### Records for this exercise

☆ ☆ ☆

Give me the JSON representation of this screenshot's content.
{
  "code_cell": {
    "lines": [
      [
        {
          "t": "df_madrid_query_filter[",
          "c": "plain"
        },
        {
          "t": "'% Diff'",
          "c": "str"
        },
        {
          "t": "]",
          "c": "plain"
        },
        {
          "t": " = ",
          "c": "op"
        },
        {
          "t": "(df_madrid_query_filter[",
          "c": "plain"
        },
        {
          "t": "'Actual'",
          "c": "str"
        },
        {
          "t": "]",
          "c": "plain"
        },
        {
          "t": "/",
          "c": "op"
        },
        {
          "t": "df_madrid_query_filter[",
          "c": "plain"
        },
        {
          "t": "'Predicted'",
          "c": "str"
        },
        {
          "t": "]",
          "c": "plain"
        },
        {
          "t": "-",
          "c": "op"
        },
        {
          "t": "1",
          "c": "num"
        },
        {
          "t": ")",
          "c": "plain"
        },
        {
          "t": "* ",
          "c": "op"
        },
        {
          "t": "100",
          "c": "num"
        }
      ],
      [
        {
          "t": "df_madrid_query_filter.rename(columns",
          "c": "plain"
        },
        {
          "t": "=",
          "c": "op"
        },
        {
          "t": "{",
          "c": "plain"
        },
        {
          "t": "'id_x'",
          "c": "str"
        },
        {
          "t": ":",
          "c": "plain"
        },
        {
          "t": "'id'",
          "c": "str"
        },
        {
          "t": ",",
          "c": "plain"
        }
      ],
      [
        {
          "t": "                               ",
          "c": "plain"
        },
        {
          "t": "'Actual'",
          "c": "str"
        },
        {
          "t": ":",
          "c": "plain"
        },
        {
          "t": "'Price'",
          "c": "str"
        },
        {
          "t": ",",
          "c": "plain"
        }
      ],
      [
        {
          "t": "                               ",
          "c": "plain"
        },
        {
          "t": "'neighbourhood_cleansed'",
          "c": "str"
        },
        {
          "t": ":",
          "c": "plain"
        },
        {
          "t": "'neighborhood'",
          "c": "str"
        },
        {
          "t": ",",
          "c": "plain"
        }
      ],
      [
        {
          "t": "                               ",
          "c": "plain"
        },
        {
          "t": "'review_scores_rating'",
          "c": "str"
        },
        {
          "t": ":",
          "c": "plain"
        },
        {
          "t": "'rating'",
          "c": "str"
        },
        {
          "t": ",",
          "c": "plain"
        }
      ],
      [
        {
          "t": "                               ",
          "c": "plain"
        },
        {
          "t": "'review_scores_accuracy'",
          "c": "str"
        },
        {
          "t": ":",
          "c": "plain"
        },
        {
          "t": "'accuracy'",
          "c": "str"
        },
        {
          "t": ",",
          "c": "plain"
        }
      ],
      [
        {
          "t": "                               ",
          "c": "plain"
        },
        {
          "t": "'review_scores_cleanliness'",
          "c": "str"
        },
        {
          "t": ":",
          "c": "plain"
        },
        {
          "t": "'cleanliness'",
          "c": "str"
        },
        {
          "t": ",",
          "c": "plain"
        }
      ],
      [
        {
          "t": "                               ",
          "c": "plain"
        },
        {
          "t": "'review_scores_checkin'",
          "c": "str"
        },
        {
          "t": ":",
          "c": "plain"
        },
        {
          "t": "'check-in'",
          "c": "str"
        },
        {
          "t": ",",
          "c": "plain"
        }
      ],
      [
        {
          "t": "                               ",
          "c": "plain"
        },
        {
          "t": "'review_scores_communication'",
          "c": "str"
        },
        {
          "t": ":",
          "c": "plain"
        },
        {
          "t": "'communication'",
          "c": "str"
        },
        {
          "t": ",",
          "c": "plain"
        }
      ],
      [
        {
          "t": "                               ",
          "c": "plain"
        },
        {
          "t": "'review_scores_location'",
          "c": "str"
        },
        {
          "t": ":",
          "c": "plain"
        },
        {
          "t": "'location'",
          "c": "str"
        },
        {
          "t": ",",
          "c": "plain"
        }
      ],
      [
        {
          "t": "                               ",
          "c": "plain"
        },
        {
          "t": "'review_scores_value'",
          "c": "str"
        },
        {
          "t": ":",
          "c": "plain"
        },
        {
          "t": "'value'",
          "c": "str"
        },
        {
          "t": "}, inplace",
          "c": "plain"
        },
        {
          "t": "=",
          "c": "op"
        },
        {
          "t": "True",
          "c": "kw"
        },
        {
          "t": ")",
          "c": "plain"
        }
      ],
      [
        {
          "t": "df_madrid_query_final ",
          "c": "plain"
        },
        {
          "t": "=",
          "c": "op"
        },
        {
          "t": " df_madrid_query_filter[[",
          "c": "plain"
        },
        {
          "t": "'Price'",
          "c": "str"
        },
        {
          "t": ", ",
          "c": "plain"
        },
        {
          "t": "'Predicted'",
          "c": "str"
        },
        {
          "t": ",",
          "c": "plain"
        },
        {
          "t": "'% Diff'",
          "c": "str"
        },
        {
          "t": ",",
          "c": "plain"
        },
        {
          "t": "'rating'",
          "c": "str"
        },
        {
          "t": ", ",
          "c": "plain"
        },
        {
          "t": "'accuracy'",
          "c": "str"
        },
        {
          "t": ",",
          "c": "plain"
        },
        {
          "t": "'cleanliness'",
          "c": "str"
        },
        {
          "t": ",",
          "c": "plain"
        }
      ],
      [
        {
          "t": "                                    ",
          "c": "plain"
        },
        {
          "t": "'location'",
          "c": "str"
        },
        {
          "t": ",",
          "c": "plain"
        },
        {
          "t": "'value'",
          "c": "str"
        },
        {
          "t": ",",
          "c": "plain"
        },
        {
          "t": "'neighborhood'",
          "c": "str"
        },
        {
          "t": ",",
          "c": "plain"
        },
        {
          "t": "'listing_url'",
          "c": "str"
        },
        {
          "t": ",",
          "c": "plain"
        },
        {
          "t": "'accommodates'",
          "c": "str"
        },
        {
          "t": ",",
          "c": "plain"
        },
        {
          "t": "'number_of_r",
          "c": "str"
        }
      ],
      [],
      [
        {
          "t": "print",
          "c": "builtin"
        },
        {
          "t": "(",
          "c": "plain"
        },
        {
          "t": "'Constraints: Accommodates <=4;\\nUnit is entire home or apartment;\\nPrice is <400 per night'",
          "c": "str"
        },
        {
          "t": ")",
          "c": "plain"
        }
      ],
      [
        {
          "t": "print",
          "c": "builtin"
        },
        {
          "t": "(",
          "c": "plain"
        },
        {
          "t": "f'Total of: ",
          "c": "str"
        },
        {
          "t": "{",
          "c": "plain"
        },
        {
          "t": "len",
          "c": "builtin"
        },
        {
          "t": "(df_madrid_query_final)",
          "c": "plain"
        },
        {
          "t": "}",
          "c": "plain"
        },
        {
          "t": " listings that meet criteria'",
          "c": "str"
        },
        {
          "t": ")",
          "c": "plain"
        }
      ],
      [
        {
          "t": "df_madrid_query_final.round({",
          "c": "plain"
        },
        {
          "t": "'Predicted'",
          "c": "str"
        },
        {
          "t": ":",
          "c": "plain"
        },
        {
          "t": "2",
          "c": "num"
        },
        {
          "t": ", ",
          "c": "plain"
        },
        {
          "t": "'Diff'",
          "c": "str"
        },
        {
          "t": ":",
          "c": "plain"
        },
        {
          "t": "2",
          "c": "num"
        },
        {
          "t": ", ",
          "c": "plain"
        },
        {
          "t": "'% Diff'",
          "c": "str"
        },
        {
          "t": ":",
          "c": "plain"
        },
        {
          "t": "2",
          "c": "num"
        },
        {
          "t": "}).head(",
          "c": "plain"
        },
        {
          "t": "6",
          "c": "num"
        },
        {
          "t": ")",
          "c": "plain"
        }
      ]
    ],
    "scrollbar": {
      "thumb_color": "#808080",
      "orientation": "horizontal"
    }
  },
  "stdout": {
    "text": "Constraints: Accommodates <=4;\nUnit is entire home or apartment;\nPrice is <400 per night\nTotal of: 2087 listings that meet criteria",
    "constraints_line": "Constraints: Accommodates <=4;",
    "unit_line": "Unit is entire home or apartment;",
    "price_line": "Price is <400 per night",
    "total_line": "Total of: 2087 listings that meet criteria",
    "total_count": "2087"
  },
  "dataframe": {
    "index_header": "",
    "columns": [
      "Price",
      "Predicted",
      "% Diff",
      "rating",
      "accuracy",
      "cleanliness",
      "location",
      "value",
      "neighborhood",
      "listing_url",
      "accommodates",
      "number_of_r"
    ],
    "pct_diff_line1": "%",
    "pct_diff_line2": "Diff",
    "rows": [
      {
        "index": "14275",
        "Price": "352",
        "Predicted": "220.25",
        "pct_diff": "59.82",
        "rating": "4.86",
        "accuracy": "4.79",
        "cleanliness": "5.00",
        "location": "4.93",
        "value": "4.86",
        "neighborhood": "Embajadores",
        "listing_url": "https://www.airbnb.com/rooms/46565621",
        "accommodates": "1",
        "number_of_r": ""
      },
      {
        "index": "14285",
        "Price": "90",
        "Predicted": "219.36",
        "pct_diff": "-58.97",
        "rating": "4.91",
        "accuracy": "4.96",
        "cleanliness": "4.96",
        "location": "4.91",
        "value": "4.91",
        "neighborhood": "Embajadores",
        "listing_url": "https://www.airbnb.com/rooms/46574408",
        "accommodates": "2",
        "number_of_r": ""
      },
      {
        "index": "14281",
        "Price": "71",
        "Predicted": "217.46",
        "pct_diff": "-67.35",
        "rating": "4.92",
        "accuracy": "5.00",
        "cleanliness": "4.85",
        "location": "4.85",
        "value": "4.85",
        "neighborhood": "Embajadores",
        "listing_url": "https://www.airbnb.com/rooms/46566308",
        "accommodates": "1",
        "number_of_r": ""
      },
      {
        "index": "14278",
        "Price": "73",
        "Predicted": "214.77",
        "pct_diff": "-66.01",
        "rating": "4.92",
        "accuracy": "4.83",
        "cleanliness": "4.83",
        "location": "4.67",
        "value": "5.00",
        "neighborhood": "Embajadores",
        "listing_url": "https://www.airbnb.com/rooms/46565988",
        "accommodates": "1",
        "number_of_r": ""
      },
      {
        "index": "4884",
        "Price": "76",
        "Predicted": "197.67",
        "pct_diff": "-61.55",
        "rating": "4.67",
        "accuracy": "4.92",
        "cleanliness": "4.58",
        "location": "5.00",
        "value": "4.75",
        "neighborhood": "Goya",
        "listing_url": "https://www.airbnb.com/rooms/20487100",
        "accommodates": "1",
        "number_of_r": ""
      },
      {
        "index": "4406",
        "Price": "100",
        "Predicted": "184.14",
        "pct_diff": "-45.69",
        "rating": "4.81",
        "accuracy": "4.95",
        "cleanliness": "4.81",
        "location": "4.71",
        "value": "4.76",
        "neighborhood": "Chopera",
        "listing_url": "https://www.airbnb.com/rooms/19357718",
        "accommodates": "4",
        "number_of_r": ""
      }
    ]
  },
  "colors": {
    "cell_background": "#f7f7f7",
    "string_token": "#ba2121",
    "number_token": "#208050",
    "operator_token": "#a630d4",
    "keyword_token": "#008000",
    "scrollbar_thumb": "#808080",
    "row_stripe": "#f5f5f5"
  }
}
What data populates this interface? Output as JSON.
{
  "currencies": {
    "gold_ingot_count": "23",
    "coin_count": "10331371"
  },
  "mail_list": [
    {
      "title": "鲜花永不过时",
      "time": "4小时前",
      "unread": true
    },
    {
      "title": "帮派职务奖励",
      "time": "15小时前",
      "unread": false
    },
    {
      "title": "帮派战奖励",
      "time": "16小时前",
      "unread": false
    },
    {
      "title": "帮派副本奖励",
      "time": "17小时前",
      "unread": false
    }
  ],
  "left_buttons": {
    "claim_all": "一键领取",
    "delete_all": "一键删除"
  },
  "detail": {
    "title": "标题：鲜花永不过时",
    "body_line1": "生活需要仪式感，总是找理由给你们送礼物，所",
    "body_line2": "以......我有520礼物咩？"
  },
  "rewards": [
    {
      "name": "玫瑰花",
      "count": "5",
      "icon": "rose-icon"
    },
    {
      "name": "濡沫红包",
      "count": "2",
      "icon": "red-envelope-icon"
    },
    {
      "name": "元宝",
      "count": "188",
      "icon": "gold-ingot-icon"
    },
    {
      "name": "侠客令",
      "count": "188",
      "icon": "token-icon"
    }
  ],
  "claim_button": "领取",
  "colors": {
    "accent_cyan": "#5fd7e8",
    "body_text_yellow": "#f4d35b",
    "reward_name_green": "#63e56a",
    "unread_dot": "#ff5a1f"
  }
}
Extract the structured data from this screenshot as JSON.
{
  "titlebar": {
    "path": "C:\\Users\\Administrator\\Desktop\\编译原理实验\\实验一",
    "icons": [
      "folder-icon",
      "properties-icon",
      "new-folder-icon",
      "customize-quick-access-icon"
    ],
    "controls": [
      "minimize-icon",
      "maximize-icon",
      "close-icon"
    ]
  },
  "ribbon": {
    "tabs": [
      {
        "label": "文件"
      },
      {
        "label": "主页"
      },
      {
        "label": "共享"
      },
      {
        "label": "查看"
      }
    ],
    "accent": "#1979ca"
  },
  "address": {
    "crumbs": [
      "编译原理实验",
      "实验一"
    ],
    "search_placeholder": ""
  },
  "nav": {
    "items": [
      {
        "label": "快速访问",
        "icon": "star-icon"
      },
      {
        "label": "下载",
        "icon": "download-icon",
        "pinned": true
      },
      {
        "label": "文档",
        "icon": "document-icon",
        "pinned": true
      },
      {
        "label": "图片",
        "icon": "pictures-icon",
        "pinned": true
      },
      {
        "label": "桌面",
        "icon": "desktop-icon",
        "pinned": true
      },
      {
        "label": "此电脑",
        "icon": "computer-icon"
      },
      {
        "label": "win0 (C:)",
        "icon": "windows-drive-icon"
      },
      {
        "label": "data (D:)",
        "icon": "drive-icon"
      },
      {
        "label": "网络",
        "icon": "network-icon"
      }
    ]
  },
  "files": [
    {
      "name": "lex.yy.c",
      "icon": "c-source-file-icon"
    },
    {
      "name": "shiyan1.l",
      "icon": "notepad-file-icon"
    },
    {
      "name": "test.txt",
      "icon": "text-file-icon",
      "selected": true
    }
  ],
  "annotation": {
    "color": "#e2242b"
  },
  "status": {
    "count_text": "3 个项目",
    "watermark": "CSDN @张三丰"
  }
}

☆ ☆ ☆

### Instruction
Count how many lines hold the string "columns" and give that number alone.

### Worked solution
2